Restate the data word for word and leave the images out.

[Structured figure records]
§ §
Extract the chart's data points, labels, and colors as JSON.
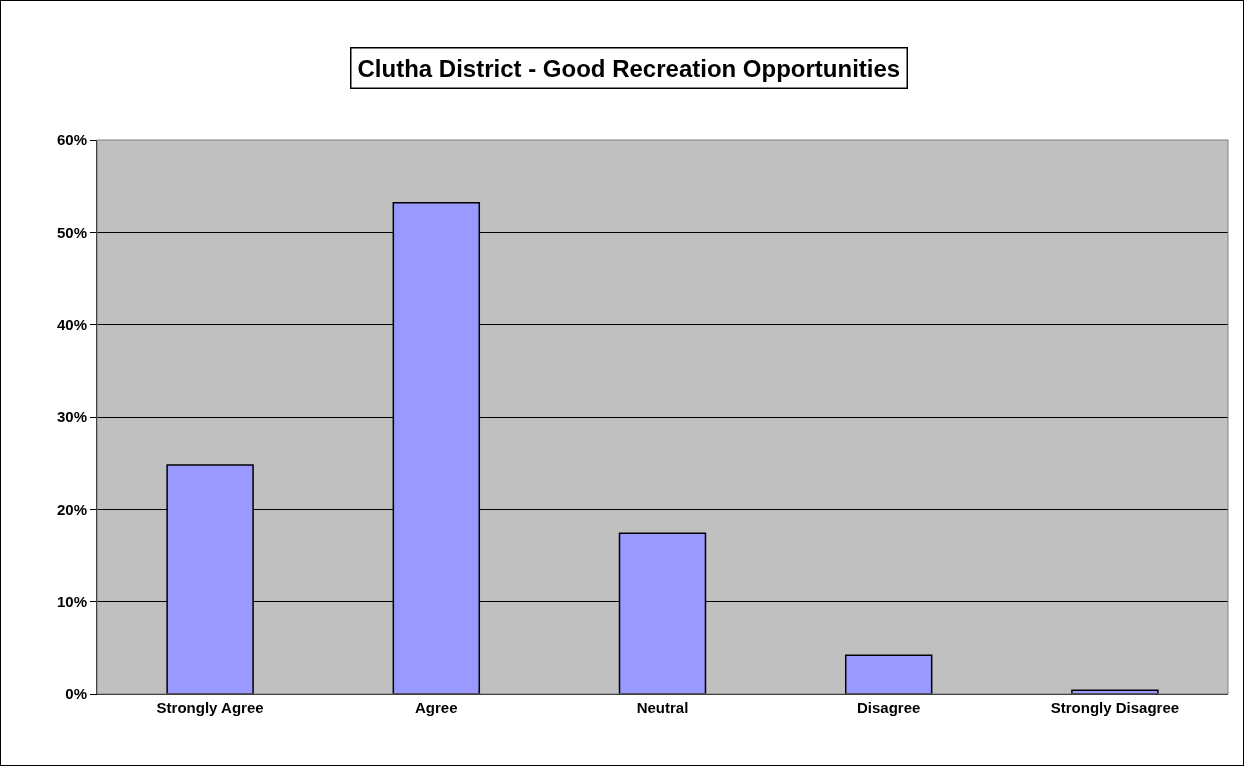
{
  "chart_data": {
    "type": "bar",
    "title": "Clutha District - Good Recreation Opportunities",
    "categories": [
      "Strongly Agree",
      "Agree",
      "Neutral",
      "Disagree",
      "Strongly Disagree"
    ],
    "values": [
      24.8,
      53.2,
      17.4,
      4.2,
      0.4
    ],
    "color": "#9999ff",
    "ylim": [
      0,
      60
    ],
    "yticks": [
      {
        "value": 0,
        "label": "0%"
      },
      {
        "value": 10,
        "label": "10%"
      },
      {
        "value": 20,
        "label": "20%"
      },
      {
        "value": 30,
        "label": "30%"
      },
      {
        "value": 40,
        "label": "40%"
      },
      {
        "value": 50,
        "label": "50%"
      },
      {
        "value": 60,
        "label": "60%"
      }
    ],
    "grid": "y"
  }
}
§ §
[Final result]:
Extract the chart's data points, labels, and colors as JSON.
{
  "chart_data": {
    "type": "bar",
    "title": "Clutha District - Good Recreation Opportunities",
    "categories": [
      "Strongly Agree",
      "Agree",
      "Neutral",
      "Disagree",
      "Strongly Disagree"
    ],
    "values": [
      24.8,
      53.2,
      17.4,
      4.2,
      0.4
    ],
    "color": "#9999ff",
    "ylim": [
      0,
      60
    ],
    "yticks": [
      {
        "value": 0,
        "label": "0%"
      },
      {
        "value": 10,
        "label": "10%"
      },
      {
        "value": 20,
        "label": "20%"
      },
      {
        "value": 30,
        "label": "30%"
      },
      {
        "value": 40,
        "label": "40%"
      },
      {
        "value": 50,
        "label": "50%"
      },
      {
        "value": 60,
        "label": "60%"
      }
    ],
    "grid": "y"
  }
}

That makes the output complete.